::: Record extracts :::

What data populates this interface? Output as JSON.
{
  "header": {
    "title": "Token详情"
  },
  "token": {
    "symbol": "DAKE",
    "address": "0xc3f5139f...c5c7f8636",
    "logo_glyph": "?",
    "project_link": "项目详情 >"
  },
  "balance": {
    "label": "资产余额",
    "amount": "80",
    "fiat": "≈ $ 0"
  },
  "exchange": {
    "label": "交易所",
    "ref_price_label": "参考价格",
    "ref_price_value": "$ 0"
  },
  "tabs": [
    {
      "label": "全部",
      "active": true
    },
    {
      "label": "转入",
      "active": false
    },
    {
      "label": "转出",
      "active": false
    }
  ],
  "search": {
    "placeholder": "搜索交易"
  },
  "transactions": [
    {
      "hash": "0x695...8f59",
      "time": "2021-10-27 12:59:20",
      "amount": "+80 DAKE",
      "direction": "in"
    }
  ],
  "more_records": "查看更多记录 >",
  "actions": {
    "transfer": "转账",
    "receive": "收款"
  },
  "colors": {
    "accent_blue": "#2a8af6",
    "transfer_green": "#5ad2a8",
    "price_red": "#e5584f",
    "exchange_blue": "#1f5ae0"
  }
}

:::

Brief ▸ Exactly as written above, please repeat the entries.

Answer for the task ▸
What data populates this interface? Output as JSON.
{
  "header": {
    "title": "Token详情"
  },
  "token": {
    "symbol": "DAKE",
    "address": "0xc3f5139f...c5c7f8636",
    "logo_glyph": "?",
    "project_link": "项目详情 >"
  },
  "balance": {
    "label": "资产余额",
    "amount": "80",
    "fiat": "≈ $ 0"
  },
  "exchange": {
    "label": "交易所",
    "ref_price_label": "参考价格",
    "ref_price_value": "$ 0"
  },
  "tabs": [
    {
      "label": "全部",
      "active": true
    },
    {
      "label": "转入",
      "active": false
    },
    {
      "label": "转出",
      "active": false
    }
  ],
  "search": {
    "placeholder": "搜索交易"
  },
  "transactions": [
    {
      "hash": "0x695...8f59",
      "time": "2021-10-27 12:59:20",
      "amount": "+80 DAKE",
      "direction": "in"
    }
  ],
  "more_records": "查看更多记录 >",
  "actions": {
    "transfer": "转账",
    "receive": "收款"
  },
  "colors": {
    "accent_blue": "#2a8af6",
    "transfer_green": "#5ad2a8",
    "price_red": "#e5584f",
    "exchange_blue": "#1f5ae0"
  }
}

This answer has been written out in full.